▶ Aufgaben:
a. In welchem Ort fand laut dem Interview mit der Aussenministerin El Salvadors der 81. Auslandschweizerkongress statt?
b. Wiederhole einen Abschnitt aus dem Interview mit der Aussenministerin El Salvadors wortgetreu. Beginne bei den Worten "Brizuela de Ávila: Auf" und höre nach "Landsmännin zu sprechen?" auf.
c. Setze das Interview mit der Aussenministerin El Salvadors nach seinem letzten Satz fort.

▶ Vorliegender Text:
>>>>
Eine Auslandschweizerin repräsentiert El Salvador
Die Aussenministerin des zentralamerikanischen Landes El Salvador war Ehrengast am 81. Auslandschweizerkongress in Crans Montana.
swissinfo hat sich mit Maria Eugenia Brizuela de Avila unterhalten.
Aussenministerin Brizuela de Ávila nahm - nebst dem Besuch bei ihrer Schweizer Amtskollegin Micheline Calmy-Rey - auch am 81. Auslandschweizer-Kongress in Crans Montana teil.
Sie hat einen Master of Business Administration, ein Lizentiat in Jurisprudenz, einen Diplomabschluss an der Sorbonne in Paris in französischer Kultur und Zivilisation sowie einen Abschluss in Versicherungs-Administration des schweizerischen Ausbildungszentrums für Versicherungen in Zürich.
Mit Stolz ist sie Doppelbürgerin von zwei Staaten, die sich mit völlig unterschiedlichen Realitäten konfrontiert sehen. Und es erfüllt sie mit Genugtuung, dass ihr entferntes Heimatland die Entwicklungs-Bestrebungen ihres Landes El Salvador unterstützt.
Sie glaubt an die Zukunft des Schweizer Finanzplatzes und des Bankgeheimnisses, ist jedoch auch eine Verfechterin des Informationszugangs, wenn dadurch Missbräuche des Systems für kriminelle oder zweifelhafte Zwecke vermieden werden können. Sie macht Gebrauch vom brieflichen Stimmrecht und verfolgt das Geschehen in der Schweiz genau.
Zuvorkommend und asiatisch gekleidet (sie hat soeben Taiwan einen offiziellen Besuch abgestattet) empfing sie swissinfo in Crans Montana.
swissinfo: Welche Beziehung haben Sie sowohl persönlich als auch als Aussenministerin von El Salvador zur Schweiz?
Brizuela de Ávila: Auf persönlicher Ebene ist diese Beziehung von der Sympathie geprägt, die ich von meinem Grossvater und meiner Mutter übernommen habe. Sie gilt einer grossen Vision von vier Kulturen, vier Sprachen, vier Denkweisen, die seit Jahrhunderten harmonisch zusammenleben. Als Aussenministerin hatte ich die Möglichkeit, den Beginn des Entwicklungsprozesses eines derart kleinen Landes wie dem meinen, nämlich El Salvador, mitzuerleben. Da ich Schweizer Blut habe, setze ich mich für das Beste für mein Land ein.
Hatten Sie bei Ihrem Treffen mit der Aussenministerin Micheline Calmy-Rey das Gefühl, mit einer Schweizer Landsmännin zu sprechen?
Ja, absolut, und zwar vom ersten Moment an. Sogar Bundespräsident Pascal Couchepin sagte im Scherz zu mir: "Die Schweiz ist in der glücklichen Lage, zwei Aussenministerinnen zu haben." Man hört nie auf, sein Herz in der Schweiz zu haben und ich glaube, dass wir Auslandschweizer auf der ganzen Welt Botschafter sind.
Besuchen Sie ihren Heimatort oft?
<<<<
▶ Bereitgestellte Daten:
>>>>
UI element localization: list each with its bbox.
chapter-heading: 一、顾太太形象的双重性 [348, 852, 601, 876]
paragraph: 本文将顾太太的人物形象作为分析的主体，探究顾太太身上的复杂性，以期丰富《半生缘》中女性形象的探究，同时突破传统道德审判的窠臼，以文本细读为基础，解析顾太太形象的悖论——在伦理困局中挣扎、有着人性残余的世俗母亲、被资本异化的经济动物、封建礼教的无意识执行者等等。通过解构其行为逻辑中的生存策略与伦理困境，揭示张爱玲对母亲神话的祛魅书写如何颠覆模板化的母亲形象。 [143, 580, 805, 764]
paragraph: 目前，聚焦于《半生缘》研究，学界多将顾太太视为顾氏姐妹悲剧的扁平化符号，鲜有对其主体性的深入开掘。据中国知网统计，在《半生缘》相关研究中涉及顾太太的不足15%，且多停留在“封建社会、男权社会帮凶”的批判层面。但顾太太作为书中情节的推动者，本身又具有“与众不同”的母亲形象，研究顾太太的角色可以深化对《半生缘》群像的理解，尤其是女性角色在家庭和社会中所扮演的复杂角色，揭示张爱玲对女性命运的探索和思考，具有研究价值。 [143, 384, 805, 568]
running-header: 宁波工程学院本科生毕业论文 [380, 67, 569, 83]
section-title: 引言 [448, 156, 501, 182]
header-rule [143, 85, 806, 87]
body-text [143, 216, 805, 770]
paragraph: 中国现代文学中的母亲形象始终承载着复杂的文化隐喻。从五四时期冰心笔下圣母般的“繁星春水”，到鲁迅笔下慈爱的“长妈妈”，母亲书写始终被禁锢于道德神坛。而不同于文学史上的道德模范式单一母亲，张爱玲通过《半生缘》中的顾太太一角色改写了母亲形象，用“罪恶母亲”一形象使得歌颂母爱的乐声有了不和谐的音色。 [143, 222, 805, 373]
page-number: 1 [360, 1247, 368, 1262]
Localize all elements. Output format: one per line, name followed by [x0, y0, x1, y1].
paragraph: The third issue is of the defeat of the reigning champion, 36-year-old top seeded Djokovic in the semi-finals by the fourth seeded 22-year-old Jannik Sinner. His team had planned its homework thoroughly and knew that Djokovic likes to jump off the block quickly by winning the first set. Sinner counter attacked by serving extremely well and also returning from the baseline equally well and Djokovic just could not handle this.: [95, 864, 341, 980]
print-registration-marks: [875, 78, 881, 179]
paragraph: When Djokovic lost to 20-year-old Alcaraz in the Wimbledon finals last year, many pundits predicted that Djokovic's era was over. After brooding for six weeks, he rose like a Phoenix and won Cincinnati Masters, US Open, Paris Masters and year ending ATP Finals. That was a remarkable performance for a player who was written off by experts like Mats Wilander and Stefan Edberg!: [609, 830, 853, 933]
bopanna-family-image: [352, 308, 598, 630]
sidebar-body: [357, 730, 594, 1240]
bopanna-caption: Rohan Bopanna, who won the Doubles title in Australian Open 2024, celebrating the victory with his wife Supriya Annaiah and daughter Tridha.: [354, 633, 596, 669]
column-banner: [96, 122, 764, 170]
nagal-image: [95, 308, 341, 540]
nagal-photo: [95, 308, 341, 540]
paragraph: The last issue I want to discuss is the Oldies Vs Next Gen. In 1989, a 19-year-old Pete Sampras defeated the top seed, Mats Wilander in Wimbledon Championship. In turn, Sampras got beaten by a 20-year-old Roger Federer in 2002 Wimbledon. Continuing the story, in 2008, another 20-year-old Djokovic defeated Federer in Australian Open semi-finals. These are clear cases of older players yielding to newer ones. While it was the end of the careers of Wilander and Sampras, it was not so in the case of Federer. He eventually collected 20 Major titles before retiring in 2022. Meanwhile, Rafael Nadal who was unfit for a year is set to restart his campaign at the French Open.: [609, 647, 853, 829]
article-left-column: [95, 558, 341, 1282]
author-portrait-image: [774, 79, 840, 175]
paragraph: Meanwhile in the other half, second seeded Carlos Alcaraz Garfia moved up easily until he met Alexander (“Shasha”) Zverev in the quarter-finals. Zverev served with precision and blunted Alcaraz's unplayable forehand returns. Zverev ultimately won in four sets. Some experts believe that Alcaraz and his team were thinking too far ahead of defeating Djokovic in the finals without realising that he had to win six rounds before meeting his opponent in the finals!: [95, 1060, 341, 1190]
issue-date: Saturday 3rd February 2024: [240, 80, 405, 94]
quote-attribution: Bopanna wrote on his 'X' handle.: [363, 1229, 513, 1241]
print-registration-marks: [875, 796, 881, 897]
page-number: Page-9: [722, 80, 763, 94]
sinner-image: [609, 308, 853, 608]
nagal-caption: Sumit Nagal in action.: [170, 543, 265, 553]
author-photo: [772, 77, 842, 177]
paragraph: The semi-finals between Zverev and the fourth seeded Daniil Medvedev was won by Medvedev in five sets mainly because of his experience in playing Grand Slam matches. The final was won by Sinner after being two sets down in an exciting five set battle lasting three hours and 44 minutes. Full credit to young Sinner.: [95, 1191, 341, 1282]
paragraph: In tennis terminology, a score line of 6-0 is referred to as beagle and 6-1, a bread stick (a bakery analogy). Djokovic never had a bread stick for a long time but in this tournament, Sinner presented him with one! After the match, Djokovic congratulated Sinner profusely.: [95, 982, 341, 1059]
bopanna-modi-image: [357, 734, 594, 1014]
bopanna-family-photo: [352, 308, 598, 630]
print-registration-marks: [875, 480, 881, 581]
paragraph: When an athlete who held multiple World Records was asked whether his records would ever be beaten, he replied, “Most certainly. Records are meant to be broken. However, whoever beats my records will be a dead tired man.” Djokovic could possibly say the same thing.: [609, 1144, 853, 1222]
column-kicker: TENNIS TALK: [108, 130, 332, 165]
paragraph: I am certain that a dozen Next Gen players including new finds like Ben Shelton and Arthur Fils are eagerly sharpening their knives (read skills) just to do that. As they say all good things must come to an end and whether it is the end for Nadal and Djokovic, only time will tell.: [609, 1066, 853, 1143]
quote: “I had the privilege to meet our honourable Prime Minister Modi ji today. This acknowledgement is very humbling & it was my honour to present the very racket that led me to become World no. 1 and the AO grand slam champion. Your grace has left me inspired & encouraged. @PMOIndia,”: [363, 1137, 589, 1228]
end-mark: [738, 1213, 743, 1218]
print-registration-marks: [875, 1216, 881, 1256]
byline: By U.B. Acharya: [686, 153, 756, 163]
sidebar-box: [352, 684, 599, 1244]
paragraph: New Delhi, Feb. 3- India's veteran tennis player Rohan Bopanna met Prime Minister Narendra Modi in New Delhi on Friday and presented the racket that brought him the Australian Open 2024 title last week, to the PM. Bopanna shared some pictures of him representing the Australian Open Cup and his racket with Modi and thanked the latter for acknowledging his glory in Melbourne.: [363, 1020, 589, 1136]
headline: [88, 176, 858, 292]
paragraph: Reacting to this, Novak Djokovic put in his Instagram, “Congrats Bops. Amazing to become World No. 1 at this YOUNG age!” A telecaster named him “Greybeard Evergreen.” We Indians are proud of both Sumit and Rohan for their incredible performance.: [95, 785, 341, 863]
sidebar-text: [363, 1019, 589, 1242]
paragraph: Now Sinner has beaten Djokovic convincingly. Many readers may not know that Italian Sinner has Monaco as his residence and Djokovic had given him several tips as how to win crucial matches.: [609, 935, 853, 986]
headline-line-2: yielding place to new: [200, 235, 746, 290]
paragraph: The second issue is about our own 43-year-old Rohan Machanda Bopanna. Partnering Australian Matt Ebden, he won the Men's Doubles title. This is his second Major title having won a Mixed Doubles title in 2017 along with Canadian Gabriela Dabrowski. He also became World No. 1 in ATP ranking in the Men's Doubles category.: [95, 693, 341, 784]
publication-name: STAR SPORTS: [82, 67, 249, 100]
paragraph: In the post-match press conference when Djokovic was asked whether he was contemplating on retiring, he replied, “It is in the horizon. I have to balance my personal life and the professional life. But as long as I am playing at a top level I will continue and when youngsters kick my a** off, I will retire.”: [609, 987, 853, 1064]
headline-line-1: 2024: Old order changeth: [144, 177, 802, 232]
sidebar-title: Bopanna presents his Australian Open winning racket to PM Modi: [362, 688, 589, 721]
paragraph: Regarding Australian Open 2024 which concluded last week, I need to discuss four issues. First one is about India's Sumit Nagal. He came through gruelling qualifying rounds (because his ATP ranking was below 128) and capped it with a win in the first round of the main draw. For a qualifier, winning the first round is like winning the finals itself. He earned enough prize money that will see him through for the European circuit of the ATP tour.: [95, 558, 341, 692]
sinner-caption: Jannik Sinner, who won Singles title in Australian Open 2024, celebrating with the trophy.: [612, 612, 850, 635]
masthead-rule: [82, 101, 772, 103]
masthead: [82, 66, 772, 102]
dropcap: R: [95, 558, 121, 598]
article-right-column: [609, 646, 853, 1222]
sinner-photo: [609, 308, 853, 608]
<<<<
▶ Ergebnisse je Aufgabe:
a. In Crans Montana.

b.
Brizuela de Ávila: Auf persönlicher Ebene ist diese Beziehung von der Sympathie geprägt, die ich von meinem Grossvater und meiner Mutter übernommen habe. Sie gilt einer grossen Vision von vier Kulturen, vier Sprachen, vier Denkweisen, die seit Jahrhunderten harmonisch zusammenleben. Als Aussenministerin hatte ich die Möglichkeit, den Beginn des Entwicklungsprozesses eines derart kleinen Landes wie dem meinen, nämlich El Salvador, mitzuerleben. Da ich Schweizer Blut habe, setze ich mich für das Beste für mein Land ein.
Hatten Sie bei Ihrem Treffen mit der Aussenministerin Micheline Calmy-Rey das Gefühl, mit einer Schweizer Landsmännin zu sprechen?

c.
Leider nein. Mein Heimatort ist sehr weit weg von El Salvador. Juan Boillat, mein Grossvater, kam 1920 nach El Salvador und stammte Beschreibungen zufolge aus einer landschaftlich schön gelegenen Gemeinde mit einer Strasse und sehr vielen Kühen. Der Ort heisst La Chaux-des-Breuleux und liegt im Kanton Jura.
Ich war noch sehr klein, als ich das erste Mal dort war und ich sah überall Plakate mit der Aufschrift "Jura libre". Damals wollten sich doch die Bewohner vom Kanton Bern trennen, nicht wahr? Aus dieser Zeit stammen auch meine Erinnerungen an diese Strasse.
Am 81. Auslandschweizer-Kongress wurde ein wichtiges und schwieriges Thema zur Sprache gebracht. Welches Bild hat man in El Salvador vom Finanzplatz Schweiz?
Da die Schweiz ein Finanzplatz ersten Ranges ist, diente sie uns schon immer als Modell, das wir anstreben. Mit der strikten Einhaltung der Basler Vereinbarungen als Grundlage ist El Salvador heute Sitz der drei grössten Banken Zentralamerikas.
Es ist äusserst wichtig zu sehen, dass das Vertrauen, das die übrige Welt dem Finanzplatz Schweiz entgegenbringt, eine Folge seiner gesetzlichen Bestimmungen, seiner Zuverlässigkeit und der strikt eingesetzten Überwachungsinstrumente ist.
Sind Sie persönlich eine Befürworterin des Bankgeheimnisses oder lehnen Sie es ab?
Für die Entwicklung eines Finanzplatzes und des Bankensystems erachte ich das Bankgeheimnis als unerlässlich. Aber angesichts der realen Bedrohungen einer modernen Gesellschaft wie der unsrigen muss der Informationszugang immer gewährleistet sein.
Damit die Finanzierung terroristischer oder gesetzlich verbotener Aktivitäten vermieden werden kann, ist der Zugang zu den benötigten Informationen in einem soliden Rechtssystem unumgänglich und lebenswichtig. Dadurch wird sichergestellt, dass Kriminelle oder skrupellose Personen, die das Image eines während Jahren geschaffenen Systems missbrauchen und schädigen, nicht ungeschoren davonkommen.
16 Kandidaten der Fünften Schweiz haben sich für die nächsten Wahlen im Oktober aufstellen lassen. Hätten Sie auch einmal Lust auf eine Kandidatur?
Die Tatsache, dass derart viele Personen aus der Fünften Schweiz für das neue Parlament kandidieren, führt uns eines deutlich vor Augen: Die Schweiz von heute ist dynamisch und Teil einer globalisierten Welt.
Die aktive Teilnahme der Auslandschweizer besteht darin, neue Möglichkeiten für eine stärkere Einbindung der Schweiz in die übrige Welt zu schaffen. Was meine Person betrifft: Ich stehe gegenwärtig im Dienst der Regierung von El Salvador.
Welches sind zur Zeit die Hauptprobleme von El Salvador, und wie könnte die Schweiz zu deren Lösung beitragen?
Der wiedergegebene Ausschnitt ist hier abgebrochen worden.